Transcribe the records exactly. Pictures do not belong in the transcription.

#### Data for this task
○ ○ ○

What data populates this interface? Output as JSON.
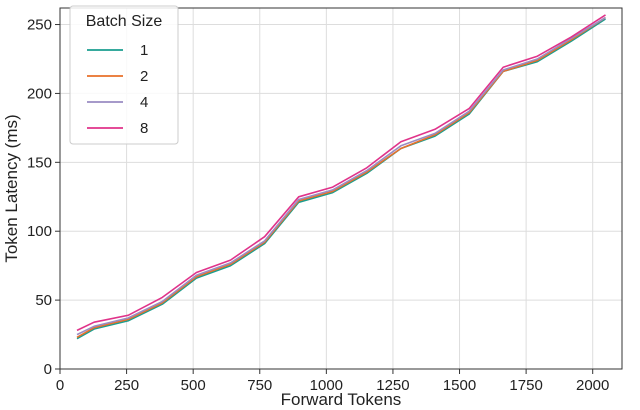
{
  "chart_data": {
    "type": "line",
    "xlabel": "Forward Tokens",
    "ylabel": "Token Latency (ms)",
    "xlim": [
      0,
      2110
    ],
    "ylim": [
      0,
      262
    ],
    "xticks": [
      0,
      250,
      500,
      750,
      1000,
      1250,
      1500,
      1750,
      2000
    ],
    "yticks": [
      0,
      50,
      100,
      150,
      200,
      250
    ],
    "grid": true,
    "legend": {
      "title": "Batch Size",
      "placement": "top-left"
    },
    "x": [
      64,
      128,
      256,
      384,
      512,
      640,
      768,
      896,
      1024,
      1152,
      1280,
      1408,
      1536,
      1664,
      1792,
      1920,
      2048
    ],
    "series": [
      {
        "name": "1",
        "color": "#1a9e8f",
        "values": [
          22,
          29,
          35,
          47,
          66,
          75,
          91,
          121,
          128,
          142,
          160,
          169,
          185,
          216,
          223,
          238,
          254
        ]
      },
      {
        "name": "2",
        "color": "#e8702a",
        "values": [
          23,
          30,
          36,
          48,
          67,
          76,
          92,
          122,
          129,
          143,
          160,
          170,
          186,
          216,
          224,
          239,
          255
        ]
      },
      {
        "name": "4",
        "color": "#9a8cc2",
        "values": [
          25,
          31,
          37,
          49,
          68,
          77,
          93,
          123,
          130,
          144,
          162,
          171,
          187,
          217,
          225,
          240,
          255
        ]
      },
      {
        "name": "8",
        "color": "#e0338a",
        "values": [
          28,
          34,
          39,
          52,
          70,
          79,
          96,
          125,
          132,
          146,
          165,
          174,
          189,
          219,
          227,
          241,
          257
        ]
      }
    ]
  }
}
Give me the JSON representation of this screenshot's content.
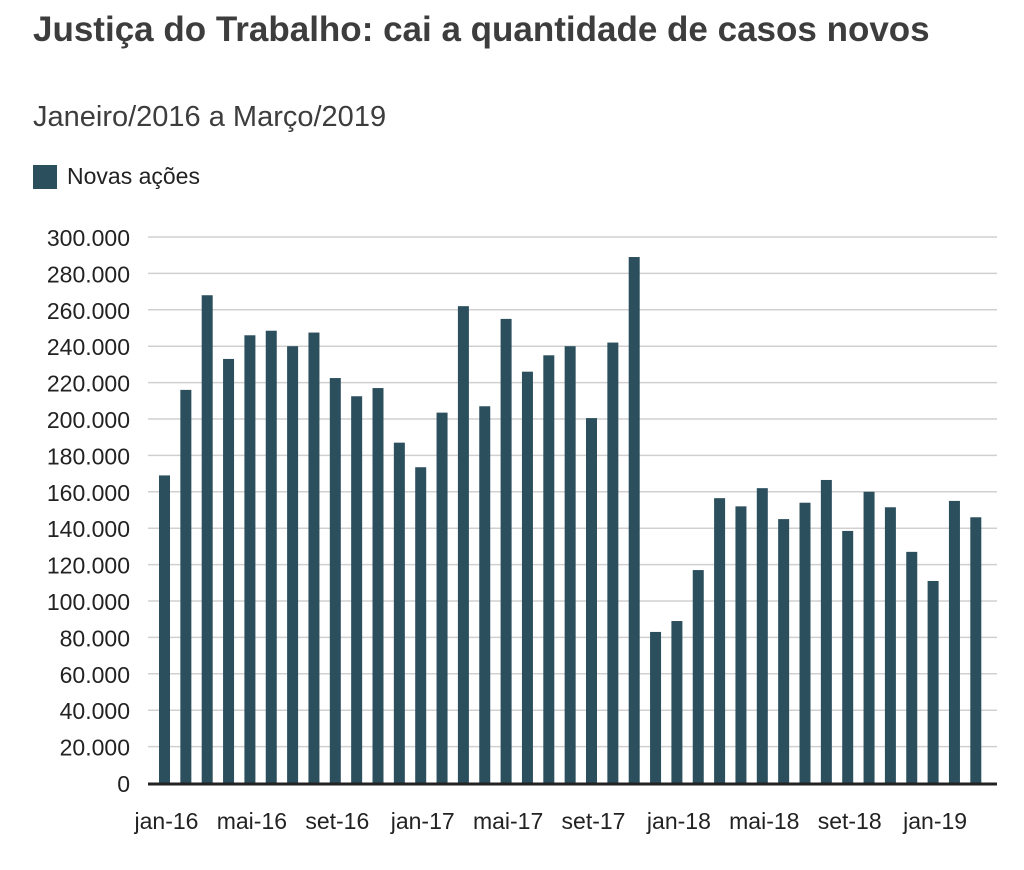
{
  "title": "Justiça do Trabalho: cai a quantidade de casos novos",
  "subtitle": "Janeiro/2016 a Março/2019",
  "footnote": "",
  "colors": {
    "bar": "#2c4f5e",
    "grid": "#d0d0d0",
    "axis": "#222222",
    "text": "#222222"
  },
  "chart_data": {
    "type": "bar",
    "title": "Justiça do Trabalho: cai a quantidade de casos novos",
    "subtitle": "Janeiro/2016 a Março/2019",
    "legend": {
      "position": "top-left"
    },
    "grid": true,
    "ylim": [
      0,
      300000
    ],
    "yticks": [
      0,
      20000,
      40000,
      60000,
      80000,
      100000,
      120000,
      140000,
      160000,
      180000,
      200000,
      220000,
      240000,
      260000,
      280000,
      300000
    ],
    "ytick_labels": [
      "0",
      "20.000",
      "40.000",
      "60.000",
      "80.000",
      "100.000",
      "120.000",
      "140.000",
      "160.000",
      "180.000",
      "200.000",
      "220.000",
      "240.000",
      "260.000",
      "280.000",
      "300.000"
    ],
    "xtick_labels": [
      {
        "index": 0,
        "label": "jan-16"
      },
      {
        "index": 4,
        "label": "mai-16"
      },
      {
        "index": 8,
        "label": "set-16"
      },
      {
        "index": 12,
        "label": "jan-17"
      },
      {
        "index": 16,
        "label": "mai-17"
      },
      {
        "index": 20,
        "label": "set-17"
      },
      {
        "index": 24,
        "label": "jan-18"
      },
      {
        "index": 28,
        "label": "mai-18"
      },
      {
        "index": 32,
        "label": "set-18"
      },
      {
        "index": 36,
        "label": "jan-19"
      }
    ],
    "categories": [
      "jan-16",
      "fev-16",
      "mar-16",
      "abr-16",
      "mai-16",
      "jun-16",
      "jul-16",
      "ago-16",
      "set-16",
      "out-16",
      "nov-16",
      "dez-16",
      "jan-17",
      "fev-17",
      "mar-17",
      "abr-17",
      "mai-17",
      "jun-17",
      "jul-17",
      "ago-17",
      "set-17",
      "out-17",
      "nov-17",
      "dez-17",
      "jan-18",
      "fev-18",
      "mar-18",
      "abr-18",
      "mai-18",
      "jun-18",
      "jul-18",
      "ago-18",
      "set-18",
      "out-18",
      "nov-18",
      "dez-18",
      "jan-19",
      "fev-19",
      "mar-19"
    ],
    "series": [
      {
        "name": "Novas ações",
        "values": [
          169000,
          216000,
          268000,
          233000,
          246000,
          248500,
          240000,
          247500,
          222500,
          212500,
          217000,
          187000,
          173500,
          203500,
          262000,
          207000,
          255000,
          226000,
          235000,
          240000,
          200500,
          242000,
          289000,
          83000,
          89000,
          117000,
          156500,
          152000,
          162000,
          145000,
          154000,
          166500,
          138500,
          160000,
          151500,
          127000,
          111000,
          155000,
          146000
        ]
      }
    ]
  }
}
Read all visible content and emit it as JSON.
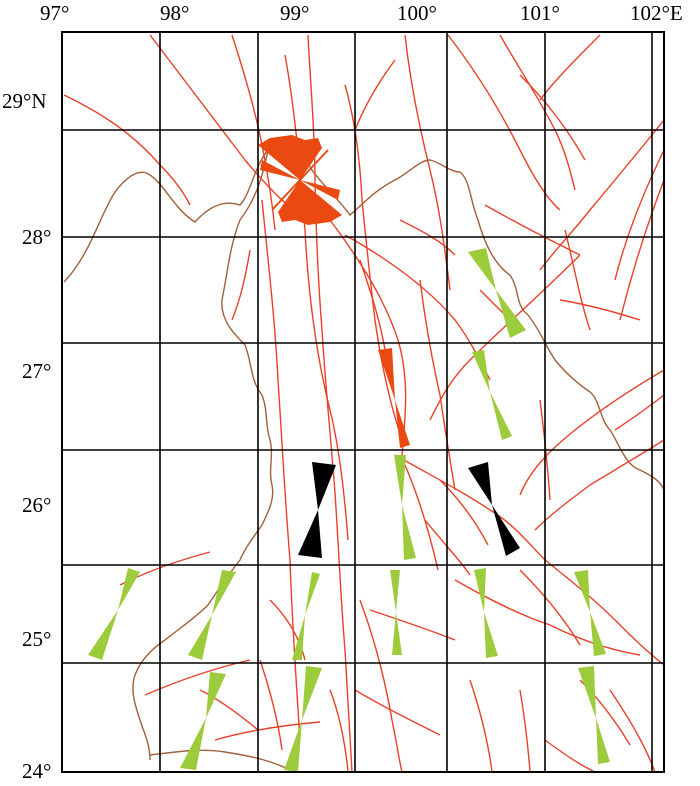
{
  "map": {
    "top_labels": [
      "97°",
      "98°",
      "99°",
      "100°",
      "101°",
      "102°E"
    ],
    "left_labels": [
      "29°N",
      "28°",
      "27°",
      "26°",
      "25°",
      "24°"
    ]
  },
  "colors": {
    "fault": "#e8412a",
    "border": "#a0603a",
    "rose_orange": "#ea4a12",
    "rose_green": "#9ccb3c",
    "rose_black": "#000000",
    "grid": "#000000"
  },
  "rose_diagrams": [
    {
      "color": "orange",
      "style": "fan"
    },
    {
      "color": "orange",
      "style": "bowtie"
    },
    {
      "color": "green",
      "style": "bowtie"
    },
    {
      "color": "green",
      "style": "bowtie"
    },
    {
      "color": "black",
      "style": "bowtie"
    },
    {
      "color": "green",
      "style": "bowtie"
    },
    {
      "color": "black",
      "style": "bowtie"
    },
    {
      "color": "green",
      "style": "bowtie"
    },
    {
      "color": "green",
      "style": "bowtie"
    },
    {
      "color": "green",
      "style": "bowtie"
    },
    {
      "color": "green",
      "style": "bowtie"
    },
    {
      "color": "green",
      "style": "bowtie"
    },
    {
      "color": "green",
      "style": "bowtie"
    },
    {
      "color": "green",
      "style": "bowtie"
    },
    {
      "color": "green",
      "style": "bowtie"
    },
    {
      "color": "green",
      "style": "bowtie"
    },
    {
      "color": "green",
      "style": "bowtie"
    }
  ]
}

○ ○ ○

#### Written answer
What data populates this interface? Output as JSON.
{
  "chart_data": {
    "type": "line",
    "xlabel": "Forward Tokens",
    "ylabel": "Token Latency (ms)",
    "xlim": [
      0,
      2110
    ],
    "ylim": [
      0,
      262
    ],
    "xticks": [
      0,
      250,
      500,
      750,
      1000,
      1250,
      1500,
      1750,
      2000
    ],
    "yticks": [
      0,
      50,
      100,
      150,
      200,
      250
    ],
    "grid": true,
    "legend": {
      "title": "Batch Size",
      "placement": "top-left"
    },
    "x": [
      64,
      128,
      256,
      384,
      512,
      640,
      768,
      896,
      1024,
      1152,
      1280,
      1408,
      1536,
      1664,
      1792,
      1920,
      2048
    ],
    "series": [
      {
        "name": "1",
        "color": "#1a9e8f",
        "values": [
          22,
          29,
          35,
          47,
          66,
          75,
          91,
          121,
          128,
          142,
          160,
          169,
          185,
          216,
          223,
          238,
          254
        ]
      },
      {
        "name": "2",
        "color": "#e8702a",
        "values": [
          23,
          30,
          36,
          48,
          67,
          76,
          92,
          122,
          129,
          143,
          160,
          170,
          186,
          216,
          224,
          239,
          255
        ]
      },
      {
        "name": "4",
        "color": "#9a8cc2",
        "values": [
          25,
          31,
          37,
          49,
          68,
          77,
          93,
          123,
          130,
          144,
          162,
          171,
          187,
          217,
          225,
          240,
          255
        ]
      },
      {
        "name": "8",
        "color": "#e0338a",
        "values": [
          28,
          34,
          39,
          52,
          70,
          79,
          96,
          125,
          132,
          146,
          165,
          174,
          189,
          219,
          227,
          241,
          257
        ]
      }
    ]
  }
}
Give me the JSON representation of this screenshot's content.
{
  "title": "Justiça do Trabalho: cai a quantidade de casos novos",
  "subtitle": "Janeiro/2016 a Março/2019",
  "footnote": "",
  "colors": {
    "bar": "#2c4f5e",
    "grid": "#d0d0d0",
    "axis": "#222222",
    "text": "#222222"
  },
  "chart_data": {
    "type": "bar",
    "title": "Justiça do Trabalho: cai a quantidade de casos novos",
    "subtitle": "Janeiro/2016 a Março/2019",
    "legend": {
      "position": "top-left"
    },
    "grid": true,
    "ylim": [
      0,
      300000
    ],
    "yticks": [
      0,
      20000,
      40000,
      60000,
      80000,
      100000,
      120000,
      140000,
      160000,
      180000,
      200000,
      220000,
      240000,
      260000,
      280000,
      300000
    ],
    "ytick_labels": [
      "0",
      "20.000",
      "40.000",
      "60.000",
      "80.000",
      "100.000",
      "120.000",
      "140.000",
      "160.000",
      "180.000",
      "200.000",
      "220.000",
      "240.000",
      "260.000",
      "280.000",
      "300.000"
    ],
    "xtick_labels": [
      {
        "index": 0,
        "label": "jan-16"
      },
      {
        "index": 4,
        "label": "mai-16"
      },
      {
        "index": 8,
        "label": "set-16"
      },
      {
        "index": 12,
        "label": "jan-17"
      },
      {
        "index": 16,
        "label": "mai-17"
      },
      {
        "index": 20,
        "label": "set-17"
      },
      {
        "index": 24,
        "label": "jan-18"
      },
      {
        "index": 28,
        "label": "mai-18"
      },
      {
        "index": 32,
        "label": "set-18"
      },
      {
        "index": 36,
        "label": "jan-19"
      }
    ],
    "categories": [
      "jan-16",
      "fev-16",
      "mar-16",
      "abr-16",
      "mai-16",
      "jun-16",
      "jul-16",
      "ago-16",
      "set-16",
      "out-16",
      "nov-16",
      "dez-16",
      "jan-17",
      "fev-17",
      "mar-17",
      "abr-17",
      "mai-17",
      "jun-17",
      "jul-17",
      "ago-17",
      "set-17",
      "out-17",
      "nov-17",
      "dez-17",
      "jan-18",
      "fev-18",
      "mar-18",
      "abr-18",
      "mai-18",
      "jun-18",
      "jul-18",
      "ago-18",
      "set-18",
      "out-18",
      "nov-18",
      "dez-18",
      "jan-19",
      "fev-19",
      "mar-19"
    ],
    "series": [
      {
        "name": "Novas ações",
        "values": [
          169000,
          216000,
          268000,
          233000,
          246000,
          248500,
          240000,
          247500,
          222500,
          212500,
          217000,
          187000,
          173500,
          203500,
          262000,
          207000,
          255000,
          226000,
          235000,
          240000,
          200500,
          242000,
          289000,
          83000,
          89000,
          117000,
          156500,
          152000,
          162000,
          145000,
          154000,
          166500,
          138500,
          160000,
          151500,
          127000,
          111000,
          155000,
          146000
        ]
      }
    ]
  }
}
Read all visible content and emit it as JSON.
{
  "map": {
    "top_labels": [
      "97°",
      "98°",
      "99°",
      "100°",
      "101°",
      "102°E"
    ],
    "left_labels": [
      "29°N",
      "28°",
      "27°",
      "26°",
      "25°",
      "24°"
    ]
  },
  "colors": {
    "fault": "#e8412a",
    "border": "#a0603a",
    "rose_orange": "#ea4a12",
    "rose_green": "#9ccb3c",
    "rose_black": "#000000",
    "grid": "#000000"
  },
  "rose_diagrams": [
    {
      "color": "orange",
      "style": "fan"
    },
    {
      "color": "orange",
      "style": "bowtie"
    },
    {
      "color": "green",
      "style": "bowtie"
    },
    {
      "color": "green",
      "style": "bowtie"
    },
    {
      "color": "black",
      "style": "bowtie"
    },
    {
      "color": "green",
      "style": "bowtie"
    },
    {
      "color": "black",
      "style": "bowtie"
    },
    {
      "color": "green",
      "style": "bowtie"
    },
    {
      "color": "green",
      "style": "bowtie"
    },
    {
      "color": "green",
      "style": "bowtie"
    },
    {
      "color": "green",
      "style": "bowtie"
    },
    {
      "color": "green",
      "style": "bowtie"
    },
    {
      "color": "green",
      "style": "bowtie"
    },
    {
      "color": "green",
      "style": "bowtie"
    },
    {
      "color": "green",
      "style": "bowtie"
    },
    {
      "color": "green",
      "style": "bowtie"
    },
    {
      "color": "green",
      "style": "bowtie"
    }
  ]
}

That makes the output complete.